→ What this task involves
Count, in the entries below, the lines in which "différentes" occurs. Give the number, nothing more.

======== Exercise inputs

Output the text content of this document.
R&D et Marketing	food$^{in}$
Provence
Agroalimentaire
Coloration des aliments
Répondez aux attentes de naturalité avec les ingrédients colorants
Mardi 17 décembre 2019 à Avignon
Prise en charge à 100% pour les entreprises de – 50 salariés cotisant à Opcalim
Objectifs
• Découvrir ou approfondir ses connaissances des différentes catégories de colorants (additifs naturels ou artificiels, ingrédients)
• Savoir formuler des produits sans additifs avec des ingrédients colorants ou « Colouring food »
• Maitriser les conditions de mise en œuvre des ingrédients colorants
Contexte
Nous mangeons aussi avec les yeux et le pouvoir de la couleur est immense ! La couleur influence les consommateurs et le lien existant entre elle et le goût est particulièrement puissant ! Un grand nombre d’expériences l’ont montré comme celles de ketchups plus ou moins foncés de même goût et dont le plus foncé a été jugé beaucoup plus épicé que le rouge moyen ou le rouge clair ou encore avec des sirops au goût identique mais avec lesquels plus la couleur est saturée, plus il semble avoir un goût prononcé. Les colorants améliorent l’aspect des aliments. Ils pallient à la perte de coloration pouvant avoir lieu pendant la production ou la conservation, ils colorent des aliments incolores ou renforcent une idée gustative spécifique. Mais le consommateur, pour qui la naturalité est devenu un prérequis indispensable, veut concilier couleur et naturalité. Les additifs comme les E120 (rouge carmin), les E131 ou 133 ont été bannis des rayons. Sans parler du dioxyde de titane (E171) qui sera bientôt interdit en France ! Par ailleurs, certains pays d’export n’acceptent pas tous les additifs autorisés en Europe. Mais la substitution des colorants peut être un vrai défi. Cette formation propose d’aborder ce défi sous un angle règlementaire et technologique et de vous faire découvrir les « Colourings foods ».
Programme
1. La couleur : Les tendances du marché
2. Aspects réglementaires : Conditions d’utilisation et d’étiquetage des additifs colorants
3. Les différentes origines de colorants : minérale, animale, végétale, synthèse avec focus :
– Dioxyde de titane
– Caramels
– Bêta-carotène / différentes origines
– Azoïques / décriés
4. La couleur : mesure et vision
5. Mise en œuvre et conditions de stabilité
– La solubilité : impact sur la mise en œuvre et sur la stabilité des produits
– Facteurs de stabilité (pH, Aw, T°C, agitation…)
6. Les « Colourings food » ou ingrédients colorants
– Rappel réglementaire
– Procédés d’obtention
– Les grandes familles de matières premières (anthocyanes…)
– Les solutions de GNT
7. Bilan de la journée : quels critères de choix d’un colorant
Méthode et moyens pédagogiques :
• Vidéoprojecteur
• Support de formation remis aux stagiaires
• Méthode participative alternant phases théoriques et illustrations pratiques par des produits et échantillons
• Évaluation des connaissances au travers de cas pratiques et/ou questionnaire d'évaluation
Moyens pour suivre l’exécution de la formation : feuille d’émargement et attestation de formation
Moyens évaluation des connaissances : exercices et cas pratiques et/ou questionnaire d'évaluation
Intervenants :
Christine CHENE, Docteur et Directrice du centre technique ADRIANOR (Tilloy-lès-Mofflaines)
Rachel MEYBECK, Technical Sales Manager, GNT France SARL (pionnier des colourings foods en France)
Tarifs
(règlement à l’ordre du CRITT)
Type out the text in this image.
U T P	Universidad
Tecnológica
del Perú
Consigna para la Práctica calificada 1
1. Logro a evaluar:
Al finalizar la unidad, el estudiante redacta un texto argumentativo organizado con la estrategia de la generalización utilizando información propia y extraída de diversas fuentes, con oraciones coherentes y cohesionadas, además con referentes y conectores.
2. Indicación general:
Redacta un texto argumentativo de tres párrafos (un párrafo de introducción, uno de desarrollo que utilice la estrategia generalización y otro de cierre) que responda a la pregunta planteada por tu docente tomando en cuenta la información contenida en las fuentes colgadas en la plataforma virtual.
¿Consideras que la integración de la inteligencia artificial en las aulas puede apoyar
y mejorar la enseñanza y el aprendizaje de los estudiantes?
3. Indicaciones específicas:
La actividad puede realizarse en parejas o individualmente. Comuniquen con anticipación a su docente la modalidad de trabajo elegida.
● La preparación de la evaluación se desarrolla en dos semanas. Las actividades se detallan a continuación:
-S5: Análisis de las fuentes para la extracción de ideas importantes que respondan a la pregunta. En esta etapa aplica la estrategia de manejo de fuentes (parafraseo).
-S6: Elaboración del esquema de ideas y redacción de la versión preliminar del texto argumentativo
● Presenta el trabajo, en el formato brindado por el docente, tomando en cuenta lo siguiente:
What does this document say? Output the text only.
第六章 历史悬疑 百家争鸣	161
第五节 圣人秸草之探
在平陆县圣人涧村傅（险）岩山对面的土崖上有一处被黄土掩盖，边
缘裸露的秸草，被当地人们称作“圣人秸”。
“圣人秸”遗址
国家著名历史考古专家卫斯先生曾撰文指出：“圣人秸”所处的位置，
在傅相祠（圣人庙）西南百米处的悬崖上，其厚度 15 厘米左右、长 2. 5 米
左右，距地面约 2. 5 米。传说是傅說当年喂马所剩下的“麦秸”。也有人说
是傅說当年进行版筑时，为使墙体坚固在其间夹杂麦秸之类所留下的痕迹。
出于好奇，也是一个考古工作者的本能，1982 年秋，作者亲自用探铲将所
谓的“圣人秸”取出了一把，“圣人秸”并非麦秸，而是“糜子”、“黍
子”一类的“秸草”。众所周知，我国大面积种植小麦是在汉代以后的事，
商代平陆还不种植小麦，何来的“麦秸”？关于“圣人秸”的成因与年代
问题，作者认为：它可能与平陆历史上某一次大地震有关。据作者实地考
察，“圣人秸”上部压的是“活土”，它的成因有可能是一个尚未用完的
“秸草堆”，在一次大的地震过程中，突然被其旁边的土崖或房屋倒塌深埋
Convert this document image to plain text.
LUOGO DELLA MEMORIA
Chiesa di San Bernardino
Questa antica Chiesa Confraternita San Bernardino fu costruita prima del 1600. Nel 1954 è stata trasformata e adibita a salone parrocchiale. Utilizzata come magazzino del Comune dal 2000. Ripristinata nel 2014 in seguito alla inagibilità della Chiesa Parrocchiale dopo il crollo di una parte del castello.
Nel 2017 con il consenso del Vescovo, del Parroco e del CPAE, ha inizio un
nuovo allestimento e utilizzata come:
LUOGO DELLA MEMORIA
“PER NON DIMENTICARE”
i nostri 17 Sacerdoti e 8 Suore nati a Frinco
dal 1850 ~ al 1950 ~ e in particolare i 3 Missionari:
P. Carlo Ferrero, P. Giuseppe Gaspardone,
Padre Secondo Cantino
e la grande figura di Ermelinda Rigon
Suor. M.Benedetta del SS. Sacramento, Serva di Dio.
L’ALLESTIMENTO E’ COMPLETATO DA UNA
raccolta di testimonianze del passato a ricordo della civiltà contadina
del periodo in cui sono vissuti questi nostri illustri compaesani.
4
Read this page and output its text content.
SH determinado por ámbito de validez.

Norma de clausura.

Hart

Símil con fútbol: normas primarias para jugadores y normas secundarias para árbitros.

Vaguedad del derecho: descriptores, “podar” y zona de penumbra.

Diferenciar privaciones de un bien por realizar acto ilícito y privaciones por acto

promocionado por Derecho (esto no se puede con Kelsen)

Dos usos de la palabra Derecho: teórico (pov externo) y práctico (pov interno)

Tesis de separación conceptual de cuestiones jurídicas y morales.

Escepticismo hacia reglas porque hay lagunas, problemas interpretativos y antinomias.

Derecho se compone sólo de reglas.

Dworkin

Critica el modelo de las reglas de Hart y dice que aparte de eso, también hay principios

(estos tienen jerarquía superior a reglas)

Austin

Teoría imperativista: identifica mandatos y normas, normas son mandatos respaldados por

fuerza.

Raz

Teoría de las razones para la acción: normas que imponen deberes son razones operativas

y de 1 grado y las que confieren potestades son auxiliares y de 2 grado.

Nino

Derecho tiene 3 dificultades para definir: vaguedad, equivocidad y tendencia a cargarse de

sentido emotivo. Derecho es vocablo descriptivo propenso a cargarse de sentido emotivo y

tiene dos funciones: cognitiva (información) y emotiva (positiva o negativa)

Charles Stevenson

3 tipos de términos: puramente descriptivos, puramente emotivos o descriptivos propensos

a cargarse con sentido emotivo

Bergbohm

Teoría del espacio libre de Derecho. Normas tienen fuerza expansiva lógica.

================

→ Response
3